◆ Short task ◆
Isolate every line in the data with the string "Convert" and copy it.
**** Extracted data
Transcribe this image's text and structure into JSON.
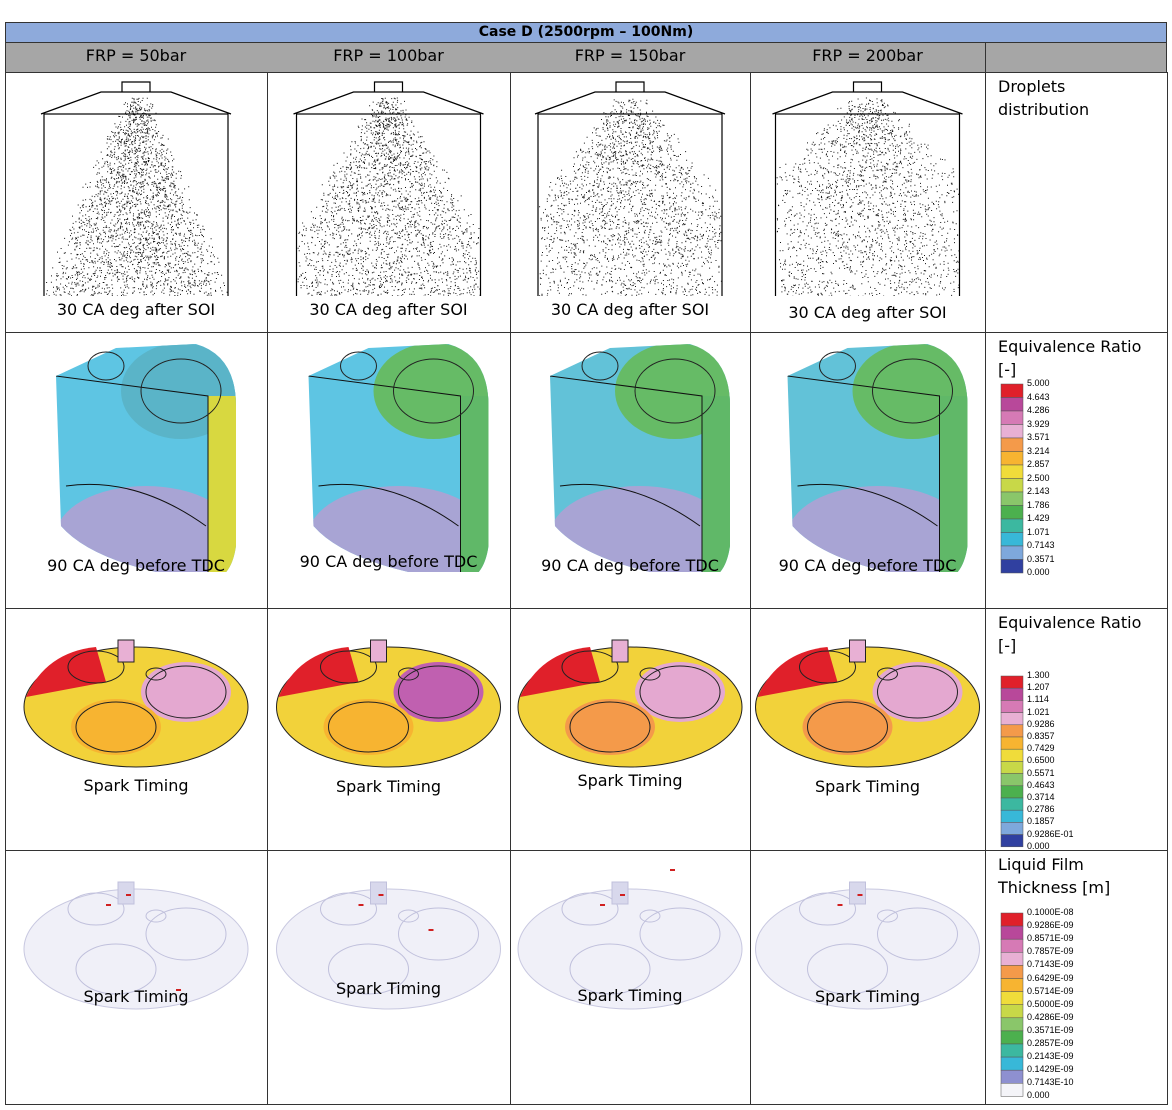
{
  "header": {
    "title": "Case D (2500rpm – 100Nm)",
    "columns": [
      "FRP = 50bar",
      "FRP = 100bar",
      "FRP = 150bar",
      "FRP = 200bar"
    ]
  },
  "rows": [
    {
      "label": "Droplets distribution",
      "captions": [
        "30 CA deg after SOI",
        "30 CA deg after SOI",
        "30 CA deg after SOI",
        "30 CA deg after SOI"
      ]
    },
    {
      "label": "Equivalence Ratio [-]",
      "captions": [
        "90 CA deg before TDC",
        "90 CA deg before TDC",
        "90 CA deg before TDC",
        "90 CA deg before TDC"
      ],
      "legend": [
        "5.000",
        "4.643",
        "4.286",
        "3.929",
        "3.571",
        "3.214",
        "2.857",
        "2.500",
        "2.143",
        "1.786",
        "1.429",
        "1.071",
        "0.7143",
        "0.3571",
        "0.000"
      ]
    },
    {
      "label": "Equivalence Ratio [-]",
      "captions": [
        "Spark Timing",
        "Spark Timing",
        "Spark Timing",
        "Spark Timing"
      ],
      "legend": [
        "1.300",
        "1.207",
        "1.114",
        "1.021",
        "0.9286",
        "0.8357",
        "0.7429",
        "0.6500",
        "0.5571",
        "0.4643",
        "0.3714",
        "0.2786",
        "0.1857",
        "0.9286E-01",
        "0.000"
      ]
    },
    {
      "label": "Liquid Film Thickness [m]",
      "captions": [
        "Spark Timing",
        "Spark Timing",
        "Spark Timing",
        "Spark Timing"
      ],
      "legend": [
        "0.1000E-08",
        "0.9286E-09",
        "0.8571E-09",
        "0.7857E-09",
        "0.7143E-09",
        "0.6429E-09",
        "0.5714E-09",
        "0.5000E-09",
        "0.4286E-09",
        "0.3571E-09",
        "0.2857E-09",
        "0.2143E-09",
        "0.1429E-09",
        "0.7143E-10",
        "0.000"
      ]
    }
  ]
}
********
**** Extracted data
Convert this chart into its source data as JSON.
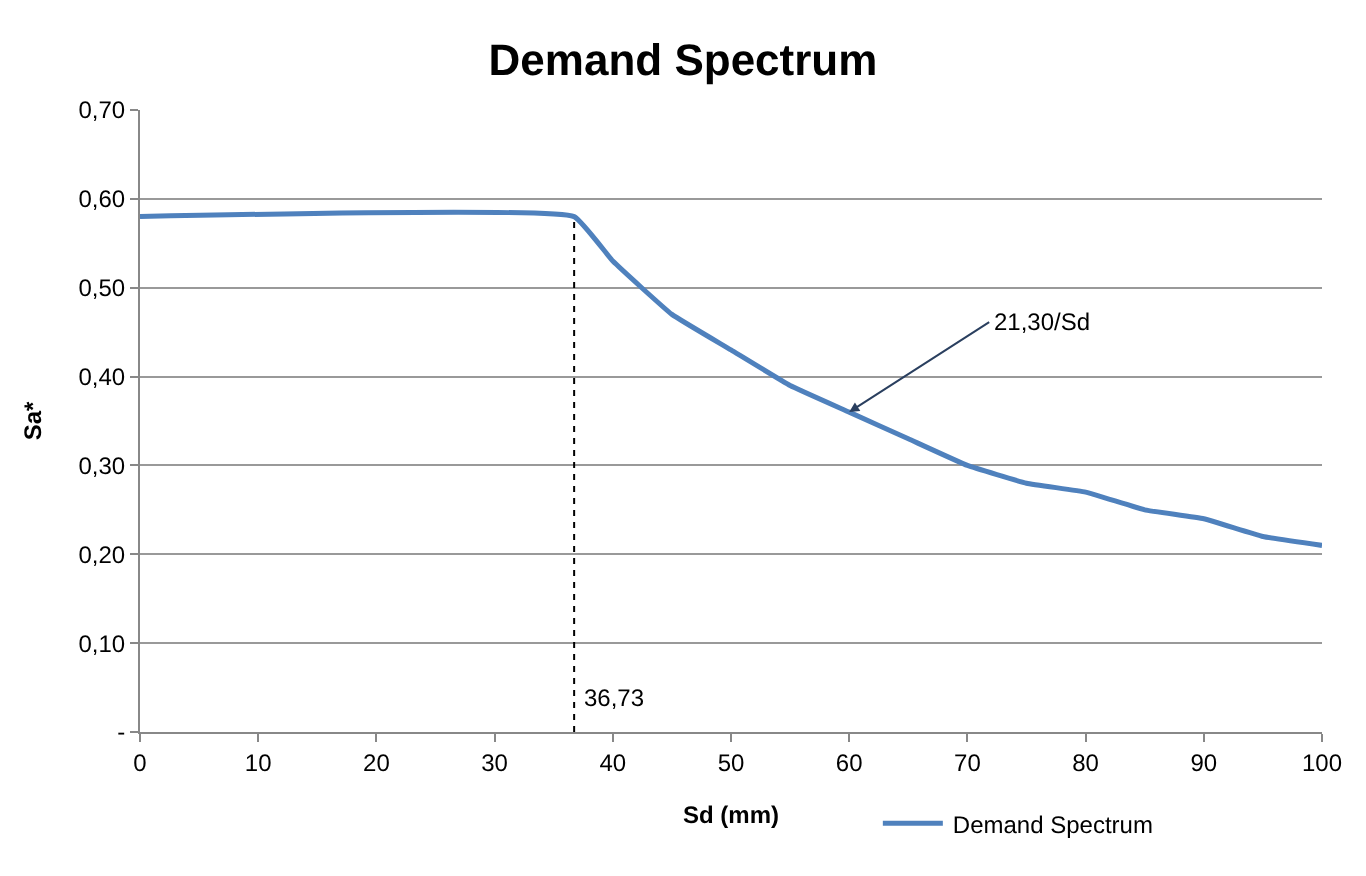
********
**** Extracted data
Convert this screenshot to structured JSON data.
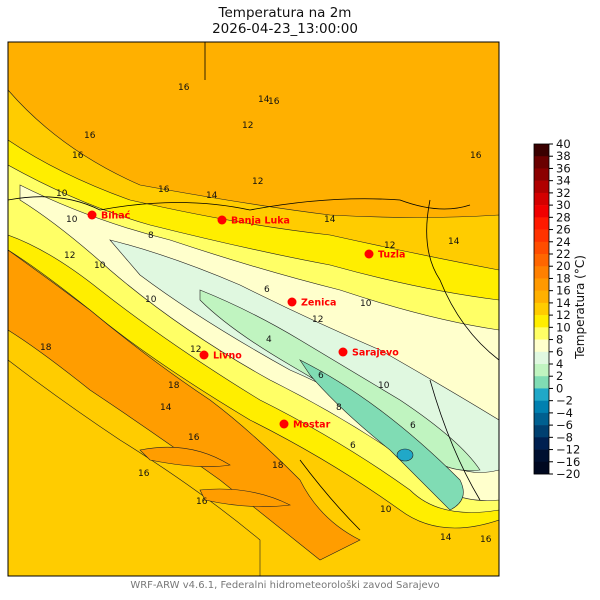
********
◆ Response to this exercise ◆
Convert this chart into its source data as JSON.
Convert this screenshot to structured JSON data.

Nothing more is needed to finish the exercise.